Goal ▸ Reproduce the listing below exactly. Pictures do not belong in the copy.

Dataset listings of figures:
-- BEGIN --
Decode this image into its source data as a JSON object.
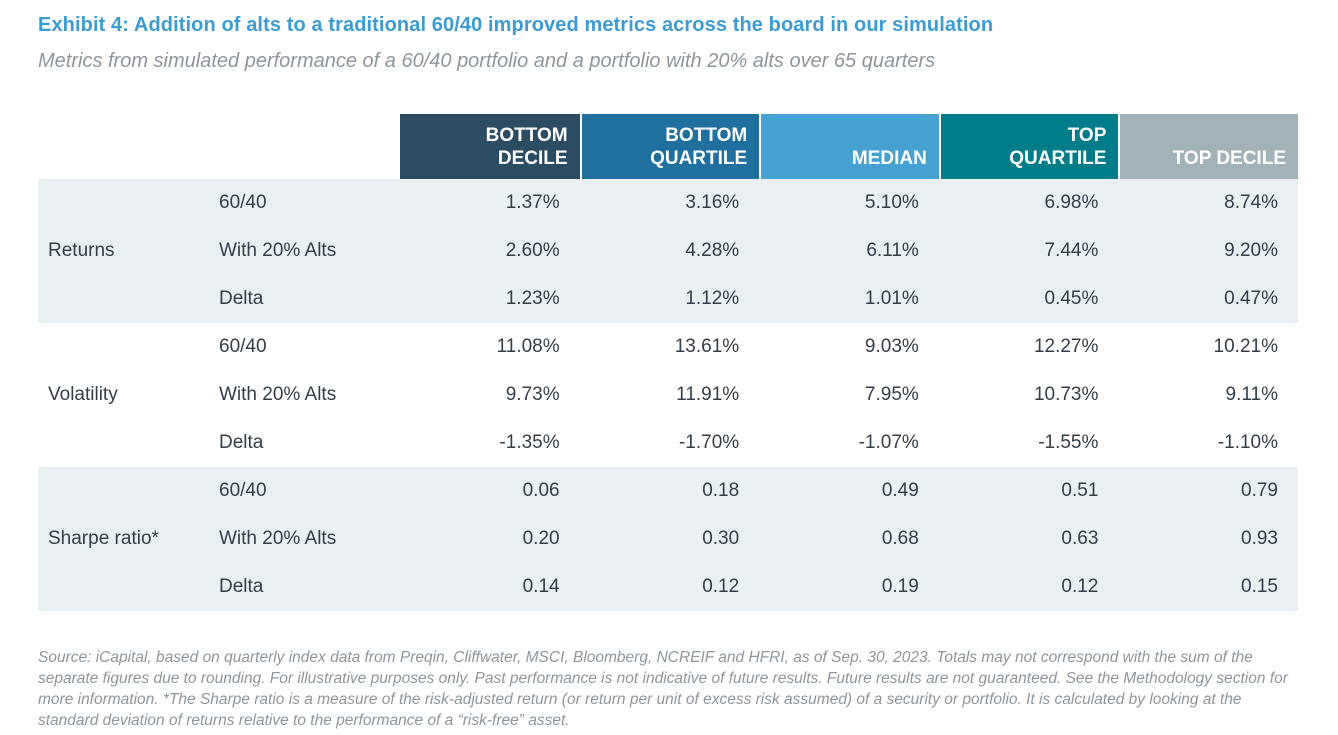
{
  "title": "Exhibit 4: Addition of alts to a traditional 60/40 improved metrics across the board in our simulation",
  "subtitle": "Metrics from simulated performance of a 60/40 portfolio and a portfolio with 20% alts over 65 quarters",
  "colors": {
    "title_blue": "#3b9cd3",
    "muted_gray": "#8d969d",
    "header_bottom_decile": "#2b4d64",
    "header_bottom_quartile": "#1f6f9f",
    "header_median": "#45a1d2",
    "header_top_quartile": "#017d89",
    "header_top_decile": "#a2b2b9",
    "band_shaded": "#eaeff1",
    "band_plain": "#ffffff",
    "text_dark": "#333e48"
  },
  "chart_data": {
    "type": "table",
    "title": "Addition of alts to a traditional 60/40 improved metrics across the board in our simulation",
    "columns": [
      "BOTTOM DECILE",
      "BOTTOM QUARTILE",
      "MEDIAN",
      "TOP QUARTILE",
      "TOP DECILE"
    ],
    "sections": [
      {
        "metric": "Returns",
        "rows": [
          {
            "label": "60/40",
            "values": [
              "1.37%",
              "3.16%",
              "5.10%",
              "6.98%",
              "8.74%"
            ]
          },
          {
            "label": "With 20% Alts",
            "values": [
              "2.60%",
              "4.28%",
              "6.11%",
              "7.44%",
              "9.20%"
            ]
          },
          {
            "label": "Delta",
            "values": [
              "1.23%",
              "1.12%",
              "1.01%",
              "0.45%",
              "0.47%"
            ]
          }
        ]
      },
      {
        "metric": "Volatility",
        "rows": [
          {
            "label": "60/40",
            "values": [
              "11.08%",
              "13.61%",
              "9.03%",
              "12.27%",
              "10.21%"
            ]
          },
          {
            "label": "With 20% Alts",
            "values": [
              "9.73%",
              "11.91%",
              "7.95%",
              "10.73%",
              "9.11%"
            ]
          },
          {
            "label": "Delta",
            "values": [
              "-1.35%",
              "-1.70%",
              "-1.07%",
              "-1.55%",
              "-1.10%"
            ]
          }
        ]
      },
      {
        "metric": "Sharpe ratio*",
        "rows": [
          {
            "label": "60/40",
            "values": [
              "0.06",
              "0.18",
              "0.49",
              "0.51",
              "0.79"
            ]
          },
          {
            "label": "With 20% Alts",
            "values": [
              "0.20",
              "0.30",
              "0.68",
              "0.63",
              "0.93"
            ]
          },
          {
            "label": "Delta",
            "values": [
              "0.14",
              "0.12",
              "0.19",
              "0.12",
              "0.15"
            ]
          }
        ]
      }
    ]
  },
  "footnote": "Source: iCapital, based on quarterly index data from Preqin, Cliffwater, MSCI, Bloomberg, NCREIF and HFRI, as of Sep.  30, 2023. Totals may not correspond with the sum of the separate figures due to rounding. For illustrative purposes only. Past performance is not indicative of future results. Future results are not guaranteed. See the Methodology section for more information. *The Sharpe ratio is a measure of the risk-adjusted return (or return per unit of excess risk assumed) of a security or portfolio. It is calculated by looking at the standard deviation of returns relative to the performance of a “risk-free” asset."
}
-- END --
Final result ▸
Decode this image into its source data as a JSON object.
{
  "title": "Exhibit 4: Addition of alts to a traditional 60/40 improved metrics across the board in our simulation",
  "subtitle": "Metrics from simulated performance of a 60/40 portfolio and a portfolio with 20% alts over 65 quarters",
  "colors": {
    "title_blue": "#3b9cd3",
    "muted_gray": "#8d969d",
    "header_bottom_decile": "#2b4d64",
    "header_bottom_quartile": "#1f6f9f",
    "header_median": "#45a1d2",
    "header_top_quartile": "#017d89",
    "header_top_decile": "#a2b2b9",
    "band_shaded": "#eaeff1",
    "band_plain": "#ffffff",
    "text_dark": "#333e48"
  },
  "chart_data": {
    "type": "table",
    "title": "Addition of alts to a traditional 60/40 improved metrics across the board in our simulation",
    "columns": [
      "BOTTOM DECILE",
      "BOTTOM QUARTILE",
      "MEDIAN",
      "TOP QUARTILE",
      "TOP DECILE"
    ],
    "sections": [
      {
        "metric": "Returns",
        "rows": [
          {
            "label": "60/40",
            "values": [
              "1.37%",
              "3.16%",
              "5.10%",
              "6.98%",
              "8.74%"
            ]
          },
          {
            "label": "With 20% Alts",
            "values": [
              "2.60%",
              "4.28%",
              "6.11%",
              "7.44%",
              "9.20%"
            ]
          },
          {
            "label": "Delta",
            "values": [
              "1.23%",
              "1.12%",
              "1.01%",
              "0.45%",
              "0.47%"
            ]
          }
        ]
      },
      {
        "metric": "Volatility",
        "rows": [
          {
            "label": "60/40",
            "values": [
              "11.08%",
              "13.61%",
              "9.03%",
              "12.27%",
              "10.21%"
            ]
          },
          {
            "label": "With 20% Alts",
            "values": [
              "9.73%",
              "11.91%",
              "7.95%",
              "10.73%",
              "9.11%"
            ]
          },
          {
            "label": "Delta",
            "values": [
              "-1.35%",
              "-1.70%",
              "-1.07%",
              "-1.55%",
              "-1.10%"
            ]
          }
        ]
      },
      {
        "metric": "Sharpe ratio*",
        "rows": [
          {
            "label": "60/40",
            "values": [
              "0.06",
              "0.18",
              "0.49",
              "0.51",
              "0.79"
            ]
          },
          {
            "label": "With 20% Alts",
            "values": [
              "0.20",
              "0.30",
              "0.68",
              "0.63",
              "0.93"
            ]
          },
          {
            "label": "Delta",
            "values": [
              "0.14",
              "0.12",
              "0.19",
              "0.12",
              "0.15"
            ]
          }
        ]
      }
    ]
  },
  "footnote": "Source: iCapital, based on quarterly index data from Preqin, Cliffwater, MSCI, Bloomberg, NCREIF and HFRI, as of Sep.  30, 2023. Totals may not correspond with the sum of the separate figures due to rounding. For illustrative purposes only. Past performance is not indicative of future results. Future results are not guaranteed. See the Methodology section for more information. *The Sharpe ratio is a measure of the risk-adjusted return (or return per unit of excess risk assumed) of a security or portfolio. It is calculated by looking at the standard deviation of returns relative to the performance of a “risk-free” asset."
}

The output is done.